Labeled region records:
— Begin —

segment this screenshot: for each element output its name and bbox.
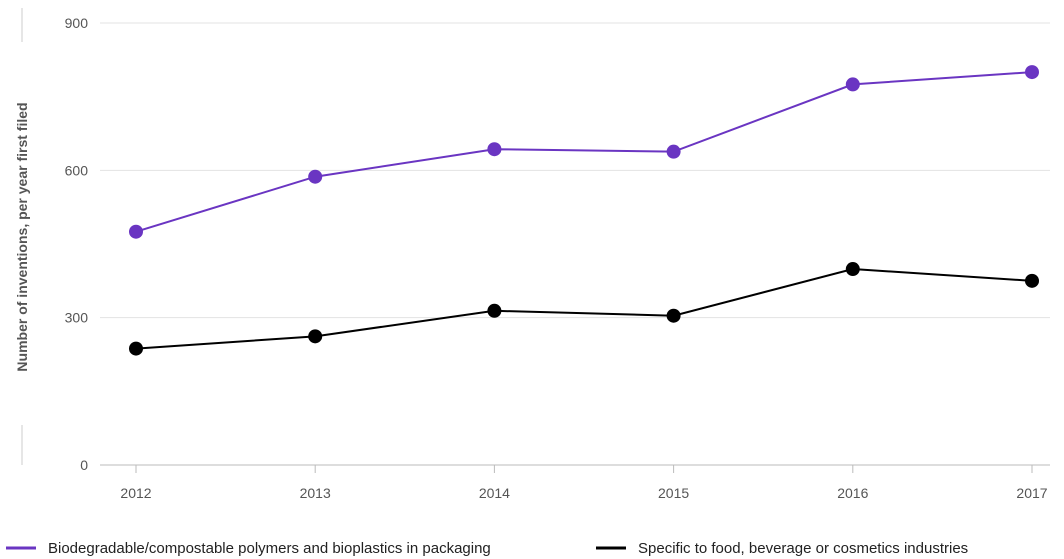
series-line — [135, 71, 1033, 233]
series-1 — [129, 65, 1039, 239]
legend: Biodegradable/compostable polymers and b… — [6, 540, 968, 557]
x-tick-label: 2014 — [479, 485, 510, 501]
x-tick-label: 2016 — [837, 485, 868, 501]
data-point — [666, 308, 681, 323]
data-point — [1025, 65, 1039, 80]
y-tick-label: 0 — [80, 457, 88, 473]
data-point — [308, 169, 323, 184]
y-tick-label: 600 — [65, 162, 89, 178]
y-tick-label: 300 — [65, 310, 89, 326]
y-axis-title: Number of inventions, per year first fil… — [14, 102, 30, 371]
y-tick-label: 900 — [65, 15, 89, 31]
legend-item: Biodegradable/compostable polymers and b… — [6, 540, 491, 557]
data-point — [666, 144, 681, 159]
x-axis: 2012 2013 2014 2015 2016 2017 — [120, 465, 1048, 501]
legend-item: Specific to food, beverage or cosmetics … — [596, 540, 968, 557]
gridlines — [100, 22, 1050, 466]
series-line — [135, 268, 1033, 350]
data-point — [845, 262, 860, 277]
data-point — [308, 329, 323, 344]
data-point — [129, 224, 143, 239]
data-point — [487, 142, 502, 157]
series-layer — [129, 65, 1039, 356]
x-tick-label: 2013 — [300, 485, 331, 501]
data-point — [129, 341, 143, 356]
data-point — [487, 303, 502, 318]
legend-label: Biodegradable/compostable polymers and b… — [48, 540, 491, 557]
x-tick-label: 2015 — [658, 485, 689, 501]
data-point — [845, 77, 860, 92]
x-tick-label: 2017 — [1016, 485, 1047, 501]
legend-label: Specific to food, beverage or cosmetics … — [638, 540, 968, 557]
data-point — [1025, 273, 1039, 288]
x-tick-label: 2012 — [120, 485, 151, 501]
y-axis: Number of inventions, per year first fil… — [14, 8, 88, 473]
series-2 — [129, 262, 1039, 356]
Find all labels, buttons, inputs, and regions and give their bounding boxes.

— End —

Reproduce every line of the records above without any change, omitting the pictures.

segment this screenshot: for each element output its name and bbox.
series-line — [135, 71, 1033, 233]
series-1 — [129, 65, 1039, 239]
legend: Biodegradable/compostable polymers and b… — [6, 540, 968, 557]
x-tick-label: 2014 — [479, 485, 510, 501]
x-tick-label: 2016 — [837, 485, 868, 501]
data-point — [666, 308, 681, 323]
data-point — [1025, 65, 1039, 80]
y-tick-label: 0 — [80, 457, 88, 473]
data-point — [308, 169, 323, 184]
y-tick-label: 600 — [65, 162, 89, 178]
y-tick-label: 300 — [65, 310, 89, 326]
y-axis-title: Number of inventions, per year first fil… — [14, 102, 30, 371]
y-tick-label: 900 — [65, 15, 89, 31]
legend-item: Biodegradable/compostable polymers and b… — [6, 540, 491, 557]
data-point — [666, 144, 681, 159]
x-axis: 2012 2013 2014 2015 2016 2017 — [120, 465, 1048, 501]
legend-item: Specific to food, beverage or cosmetics … — [596, 540, 968, 557]
gridlines — [100, 22, 1050, 466]
series-line — [135, 268, 1033, 350]
data-point — [845, 262, 860, 277]
data-point — [308, 329, 323, 344]
data-point — [129, 224, 143, 239]
data-point — [487, 142, 502, 157]
series-layer — [129, 65, 1039, 356]
x-tick-label: 2013 — [300, 485, 331, 501]
data-point — [129, 341, 143, 356]
data-point — [487, 303, 502, 318]
legend-label: Biodegradable/compostable polymers and b… — [48, 540, 491, 557]
x-tick-label: 2015 — [658, 485, 689, 501]
data-point — [845, 77, 860, 92]
x-tick-label: 2017 — [1016, 485, 1047, 501]
legend-label: Specific to food, beverage or cosmetics … — [638, 540, 968, 557]
data-point — [1025, 273, 1039, 288]
x-tick-label: 2012 — [120, 485, 151, 501]
y-axis: Number of inventions, per year first fil… — [14, 8, 88, 473]
series-2 — [129, 262, 1039, 356]
Find all labels, buttons, inputs, and regions and give their bounding boxes.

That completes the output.